=== Goal ===
Look through the listing for the word "epithelium". Copy each line that has it.

++++ Data shown

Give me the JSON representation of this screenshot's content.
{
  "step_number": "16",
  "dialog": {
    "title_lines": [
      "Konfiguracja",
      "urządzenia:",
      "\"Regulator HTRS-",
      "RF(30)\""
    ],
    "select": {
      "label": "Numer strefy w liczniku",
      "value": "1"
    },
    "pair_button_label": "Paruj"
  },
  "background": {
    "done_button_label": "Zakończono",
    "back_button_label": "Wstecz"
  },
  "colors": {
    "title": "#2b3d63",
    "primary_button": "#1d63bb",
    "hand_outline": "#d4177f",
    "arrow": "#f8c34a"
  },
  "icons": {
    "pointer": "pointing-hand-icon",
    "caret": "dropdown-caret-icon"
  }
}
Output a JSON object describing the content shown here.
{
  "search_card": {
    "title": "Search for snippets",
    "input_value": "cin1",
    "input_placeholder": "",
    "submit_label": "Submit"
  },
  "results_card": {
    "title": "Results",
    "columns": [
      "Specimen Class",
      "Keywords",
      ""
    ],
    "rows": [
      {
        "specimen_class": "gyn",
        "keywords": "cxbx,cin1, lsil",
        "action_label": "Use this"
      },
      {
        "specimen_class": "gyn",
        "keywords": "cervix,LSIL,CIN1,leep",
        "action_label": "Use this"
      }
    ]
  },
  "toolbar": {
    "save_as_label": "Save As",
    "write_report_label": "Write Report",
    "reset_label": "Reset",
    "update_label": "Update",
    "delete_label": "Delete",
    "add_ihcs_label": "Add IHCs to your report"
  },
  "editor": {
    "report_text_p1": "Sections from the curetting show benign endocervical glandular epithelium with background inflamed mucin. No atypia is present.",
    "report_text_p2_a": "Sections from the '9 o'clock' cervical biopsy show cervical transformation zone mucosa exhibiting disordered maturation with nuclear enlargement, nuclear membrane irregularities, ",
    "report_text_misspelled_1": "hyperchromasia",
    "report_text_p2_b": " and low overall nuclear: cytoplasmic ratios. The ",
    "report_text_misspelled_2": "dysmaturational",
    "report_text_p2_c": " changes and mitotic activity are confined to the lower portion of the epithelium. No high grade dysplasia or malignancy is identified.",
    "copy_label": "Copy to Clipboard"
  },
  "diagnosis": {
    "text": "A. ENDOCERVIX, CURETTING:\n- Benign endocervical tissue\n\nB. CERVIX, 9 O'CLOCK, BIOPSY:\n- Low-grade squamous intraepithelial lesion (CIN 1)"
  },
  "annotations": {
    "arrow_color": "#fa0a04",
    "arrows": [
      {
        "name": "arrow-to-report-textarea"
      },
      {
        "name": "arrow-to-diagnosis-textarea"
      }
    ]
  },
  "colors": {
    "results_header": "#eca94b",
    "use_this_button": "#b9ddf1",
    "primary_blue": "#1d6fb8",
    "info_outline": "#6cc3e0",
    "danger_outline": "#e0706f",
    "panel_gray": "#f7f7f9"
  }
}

++++++++

=== Expected output ===
    "report_text_p1": "Sections from the curetting show benign endocervical glandular epithelium with background inflamed mucin. No atypia is present.",
    "report_text_p2_c": " changes and mitotic activity are confined to the lower portion of the epithelium. No high grade dysplasia or malignancy is identified.",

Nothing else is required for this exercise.